Copy out the material word for word, from its first line through the line that contains "x-tick-label: 37 — [815, 1593, 839, 1618]".

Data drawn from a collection
»»
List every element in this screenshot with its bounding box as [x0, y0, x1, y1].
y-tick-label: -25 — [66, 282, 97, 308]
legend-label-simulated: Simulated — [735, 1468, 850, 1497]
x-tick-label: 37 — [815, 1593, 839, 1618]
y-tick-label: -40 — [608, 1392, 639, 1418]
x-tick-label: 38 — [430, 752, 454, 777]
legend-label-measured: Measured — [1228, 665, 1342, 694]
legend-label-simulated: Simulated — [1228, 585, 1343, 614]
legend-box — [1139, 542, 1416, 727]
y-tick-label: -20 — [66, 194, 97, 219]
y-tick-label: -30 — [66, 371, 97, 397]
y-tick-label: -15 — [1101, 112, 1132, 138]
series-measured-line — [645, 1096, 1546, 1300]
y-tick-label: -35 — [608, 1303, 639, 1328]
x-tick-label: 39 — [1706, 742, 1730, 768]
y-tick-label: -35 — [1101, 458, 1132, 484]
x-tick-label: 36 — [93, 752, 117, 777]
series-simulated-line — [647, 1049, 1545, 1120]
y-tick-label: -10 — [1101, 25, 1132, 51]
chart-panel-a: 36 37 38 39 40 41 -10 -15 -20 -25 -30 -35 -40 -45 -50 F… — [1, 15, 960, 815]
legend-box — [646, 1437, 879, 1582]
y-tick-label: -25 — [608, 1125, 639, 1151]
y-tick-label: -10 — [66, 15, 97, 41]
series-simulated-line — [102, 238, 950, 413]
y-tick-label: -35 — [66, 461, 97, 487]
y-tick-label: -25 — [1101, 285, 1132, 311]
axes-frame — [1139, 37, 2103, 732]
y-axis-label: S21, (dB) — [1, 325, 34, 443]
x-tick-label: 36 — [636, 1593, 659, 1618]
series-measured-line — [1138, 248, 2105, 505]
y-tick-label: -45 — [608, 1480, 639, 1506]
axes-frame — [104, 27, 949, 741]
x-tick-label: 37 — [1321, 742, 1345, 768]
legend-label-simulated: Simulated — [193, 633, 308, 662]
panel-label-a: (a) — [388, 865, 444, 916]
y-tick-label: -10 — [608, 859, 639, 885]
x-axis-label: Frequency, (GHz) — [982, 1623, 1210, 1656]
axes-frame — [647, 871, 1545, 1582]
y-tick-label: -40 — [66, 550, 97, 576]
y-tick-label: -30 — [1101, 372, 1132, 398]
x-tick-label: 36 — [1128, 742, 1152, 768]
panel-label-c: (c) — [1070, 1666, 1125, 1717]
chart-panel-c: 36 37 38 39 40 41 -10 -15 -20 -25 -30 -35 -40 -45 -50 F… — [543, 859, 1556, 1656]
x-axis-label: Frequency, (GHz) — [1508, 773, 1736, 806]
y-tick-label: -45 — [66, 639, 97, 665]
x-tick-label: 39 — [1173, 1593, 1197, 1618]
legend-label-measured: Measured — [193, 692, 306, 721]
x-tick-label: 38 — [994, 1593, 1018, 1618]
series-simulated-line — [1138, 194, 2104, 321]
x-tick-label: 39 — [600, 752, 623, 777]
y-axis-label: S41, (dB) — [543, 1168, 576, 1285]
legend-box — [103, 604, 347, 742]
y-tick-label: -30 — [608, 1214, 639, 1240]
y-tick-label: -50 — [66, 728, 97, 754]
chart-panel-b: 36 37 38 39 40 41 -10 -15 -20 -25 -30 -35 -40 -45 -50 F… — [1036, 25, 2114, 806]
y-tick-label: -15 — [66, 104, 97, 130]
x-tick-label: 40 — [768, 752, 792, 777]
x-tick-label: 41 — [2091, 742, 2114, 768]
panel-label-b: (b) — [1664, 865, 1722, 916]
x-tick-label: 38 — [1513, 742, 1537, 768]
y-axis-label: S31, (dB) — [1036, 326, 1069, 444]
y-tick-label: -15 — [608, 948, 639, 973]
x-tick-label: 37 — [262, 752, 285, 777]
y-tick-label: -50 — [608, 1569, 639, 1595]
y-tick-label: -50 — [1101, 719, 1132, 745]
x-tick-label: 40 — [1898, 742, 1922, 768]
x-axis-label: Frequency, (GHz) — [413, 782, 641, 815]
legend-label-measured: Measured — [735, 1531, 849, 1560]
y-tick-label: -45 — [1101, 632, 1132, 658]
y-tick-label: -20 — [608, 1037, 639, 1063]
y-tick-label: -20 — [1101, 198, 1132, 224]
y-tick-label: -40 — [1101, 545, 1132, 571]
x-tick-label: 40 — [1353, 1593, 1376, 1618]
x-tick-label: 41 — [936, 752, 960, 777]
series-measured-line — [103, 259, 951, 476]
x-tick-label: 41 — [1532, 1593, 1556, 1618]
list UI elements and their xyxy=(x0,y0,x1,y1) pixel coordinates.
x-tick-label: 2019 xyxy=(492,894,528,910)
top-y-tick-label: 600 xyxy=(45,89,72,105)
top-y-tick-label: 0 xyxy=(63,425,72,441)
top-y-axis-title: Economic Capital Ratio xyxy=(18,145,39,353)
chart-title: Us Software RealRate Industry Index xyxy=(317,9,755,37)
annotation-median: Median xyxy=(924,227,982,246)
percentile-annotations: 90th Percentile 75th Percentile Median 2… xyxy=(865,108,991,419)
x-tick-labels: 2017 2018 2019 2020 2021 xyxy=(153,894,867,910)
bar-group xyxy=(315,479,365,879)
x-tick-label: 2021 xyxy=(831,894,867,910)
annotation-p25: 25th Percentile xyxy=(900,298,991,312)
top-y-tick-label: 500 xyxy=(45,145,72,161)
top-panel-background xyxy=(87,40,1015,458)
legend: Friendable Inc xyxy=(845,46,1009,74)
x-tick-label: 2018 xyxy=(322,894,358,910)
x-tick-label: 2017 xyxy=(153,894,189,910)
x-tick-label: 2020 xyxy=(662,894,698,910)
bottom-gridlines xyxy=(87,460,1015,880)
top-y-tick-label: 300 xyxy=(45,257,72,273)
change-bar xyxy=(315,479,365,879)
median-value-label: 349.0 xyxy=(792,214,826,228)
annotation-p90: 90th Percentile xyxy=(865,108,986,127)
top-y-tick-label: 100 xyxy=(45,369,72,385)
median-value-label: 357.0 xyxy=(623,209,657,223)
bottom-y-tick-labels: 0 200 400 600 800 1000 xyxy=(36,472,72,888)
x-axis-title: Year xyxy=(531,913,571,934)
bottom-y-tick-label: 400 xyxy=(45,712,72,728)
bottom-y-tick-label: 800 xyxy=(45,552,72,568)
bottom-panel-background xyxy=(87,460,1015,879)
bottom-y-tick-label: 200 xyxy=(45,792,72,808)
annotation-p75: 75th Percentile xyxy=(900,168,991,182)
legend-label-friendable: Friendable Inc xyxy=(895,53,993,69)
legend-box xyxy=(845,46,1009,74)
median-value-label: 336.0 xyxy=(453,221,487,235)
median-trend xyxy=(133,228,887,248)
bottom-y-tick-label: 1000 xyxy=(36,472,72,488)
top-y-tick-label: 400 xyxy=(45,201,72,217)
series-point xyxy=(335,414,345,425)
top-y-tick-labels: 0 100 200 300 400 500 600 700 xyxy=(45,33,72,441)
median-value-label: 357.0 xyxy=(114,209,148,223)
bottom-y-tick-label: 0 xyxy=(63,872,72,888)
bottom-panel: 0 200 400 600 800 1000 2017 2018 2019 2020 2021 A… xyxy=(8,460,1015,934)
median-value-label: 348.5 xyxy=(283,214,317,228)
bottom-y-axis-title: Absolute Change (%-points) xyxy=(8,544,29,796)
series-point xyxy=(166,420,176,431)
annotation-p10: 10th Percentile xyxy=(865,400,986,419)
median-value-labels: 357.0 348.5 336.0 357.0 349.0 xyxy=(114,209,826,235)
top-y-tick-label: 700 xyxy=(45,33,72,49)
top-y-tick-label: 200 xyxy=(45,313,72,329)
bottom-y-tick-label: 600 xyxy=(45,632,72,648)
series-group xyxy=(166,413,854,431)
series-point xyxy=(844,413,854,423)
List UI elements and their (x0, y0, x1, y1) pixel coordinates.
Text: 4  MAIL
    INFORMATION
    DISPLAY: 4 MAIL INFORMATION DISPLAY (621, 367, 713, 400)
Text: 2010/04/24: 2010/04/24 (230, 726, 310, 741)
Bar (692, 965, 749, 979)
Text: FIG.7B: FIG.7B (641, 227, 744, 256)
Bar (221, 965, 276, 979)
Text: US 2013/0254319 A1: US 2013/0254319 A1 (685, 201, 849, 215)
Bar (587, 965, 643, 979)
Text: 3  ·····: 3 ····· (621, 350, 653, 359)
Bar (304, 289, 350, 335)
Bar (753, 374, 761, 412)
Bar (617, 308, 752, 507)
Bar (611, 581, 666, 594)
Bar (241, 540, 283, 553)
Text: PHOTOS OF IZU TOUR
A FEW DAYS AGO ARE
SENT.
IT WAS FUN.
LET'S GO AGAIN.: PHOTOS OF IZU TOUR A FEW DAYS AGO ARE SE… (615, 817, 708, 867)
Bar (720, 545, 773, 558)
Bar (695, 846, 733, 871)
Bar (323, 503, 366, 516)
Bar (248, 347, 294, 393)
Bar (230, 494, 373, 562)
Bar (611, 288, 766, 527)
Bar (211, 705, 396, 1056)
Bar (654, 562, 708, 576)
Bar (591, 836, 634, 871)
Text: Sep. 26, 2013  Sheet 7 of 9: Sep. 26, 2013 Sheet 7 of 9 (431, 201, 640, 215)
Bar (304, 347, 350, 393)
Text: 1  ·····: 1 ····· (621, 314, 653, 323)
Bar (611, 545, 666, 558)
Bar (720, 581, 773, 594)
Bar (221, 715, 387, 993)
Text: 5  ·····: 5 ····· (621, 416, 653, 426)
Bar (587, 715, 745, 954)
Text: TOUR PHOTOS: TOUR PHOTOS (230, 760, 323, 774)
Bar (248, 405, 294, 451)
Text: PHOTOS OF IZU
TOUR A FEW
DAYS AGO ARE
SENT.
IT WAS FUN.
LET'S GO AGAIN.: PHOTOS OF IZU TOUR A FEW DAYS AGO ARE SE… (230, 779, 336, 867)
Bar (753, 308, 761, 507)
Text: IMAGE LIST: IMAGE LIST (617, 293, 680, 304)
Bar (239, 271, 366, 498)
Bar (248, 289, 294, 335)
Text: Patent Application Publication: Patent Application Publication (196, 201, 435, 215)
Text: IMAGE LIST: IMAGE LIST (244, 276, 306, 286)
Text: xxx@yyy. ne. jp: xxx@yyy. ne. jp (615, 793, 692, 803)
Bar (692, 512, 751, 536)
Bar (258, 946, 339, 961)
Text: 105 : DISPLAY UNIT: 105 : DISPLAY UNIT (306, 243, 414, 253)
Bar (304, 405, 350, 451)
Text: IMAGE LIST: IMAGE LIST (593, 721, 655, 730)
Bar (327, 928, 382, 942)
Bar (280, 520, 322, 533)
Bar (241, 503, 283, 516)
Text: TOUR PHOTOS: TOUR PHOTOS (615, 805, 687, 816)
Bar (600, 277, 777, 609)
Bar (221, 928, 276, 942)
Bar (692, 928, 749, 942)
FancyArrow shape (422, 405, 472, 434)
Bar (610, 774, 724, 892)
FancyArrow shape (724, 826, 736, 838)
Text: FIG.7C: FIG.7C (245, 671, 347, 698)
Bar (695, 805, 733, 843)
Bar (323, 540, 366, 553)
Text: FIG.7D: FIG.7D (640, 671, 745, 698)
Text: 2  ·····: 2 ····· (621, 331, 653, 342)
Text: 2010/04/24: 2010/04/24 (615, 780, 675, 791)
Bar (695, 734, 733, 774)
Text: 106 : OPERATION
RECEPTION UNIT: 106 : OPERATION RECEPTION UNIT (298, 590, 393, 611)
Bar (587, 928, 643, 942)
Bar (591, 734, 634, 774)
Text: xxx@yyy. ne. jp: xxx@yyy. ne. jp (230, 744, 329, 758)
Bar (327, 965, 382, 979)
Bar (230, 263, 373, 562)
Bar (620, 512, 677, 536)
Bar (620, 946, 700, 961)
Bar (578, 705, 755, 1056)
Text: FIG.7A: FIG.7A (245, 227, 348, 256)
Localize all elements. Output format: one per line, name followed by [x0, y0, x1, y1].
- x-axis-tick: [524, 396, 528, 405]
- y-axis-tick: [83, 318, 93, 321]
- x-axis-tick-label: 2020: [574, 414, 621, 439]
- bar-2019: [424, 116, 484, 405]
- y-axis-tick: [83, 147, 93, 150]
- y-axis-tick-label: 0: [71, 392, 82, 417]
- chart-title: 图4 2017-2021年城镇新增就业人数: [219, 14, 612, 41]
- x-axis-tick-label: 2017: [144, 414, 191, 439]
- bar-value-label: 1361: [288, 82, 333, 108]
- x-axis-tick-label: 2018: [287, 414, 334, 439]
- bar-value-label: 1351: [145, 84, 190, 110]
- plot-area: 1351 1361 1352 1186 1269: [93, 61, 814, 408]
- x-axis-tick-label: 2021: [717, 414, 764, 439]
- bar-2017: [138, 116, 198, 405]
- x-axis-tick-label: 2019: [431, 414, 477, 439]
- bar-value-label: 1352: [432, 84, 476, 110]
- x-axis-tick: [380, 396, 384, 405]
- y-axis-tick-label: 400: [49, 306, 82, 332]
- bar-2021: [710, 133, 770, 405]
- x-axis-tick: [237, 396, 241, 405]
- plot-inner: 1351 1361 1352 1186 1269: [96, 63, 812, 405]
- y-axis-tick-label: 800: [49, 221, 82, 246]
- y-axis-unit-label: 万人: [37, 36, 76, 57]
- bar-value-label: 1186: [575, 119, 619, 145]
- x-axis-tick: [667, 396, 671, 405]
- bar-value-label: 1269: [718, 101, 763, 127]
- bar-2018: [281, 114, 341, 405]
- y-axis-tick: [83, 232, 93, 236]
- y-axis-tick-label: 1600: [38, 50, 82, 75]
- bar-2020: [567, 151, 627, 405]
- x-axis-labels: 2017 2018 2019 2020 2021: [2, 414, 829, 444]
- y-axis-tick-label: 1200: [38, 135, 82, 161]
««
• REPLY TO THE EXERCISE:
List every element in this screenshot with its bounding box as [x0, y0, x1, y1].
y-tick-label: -25 — [66, 282, 97, 308]
legend-label-simulated: Simulated — [735, 1468, 850, 1497]
x-tick-label: 37 — [815, 1593, 839, 1618]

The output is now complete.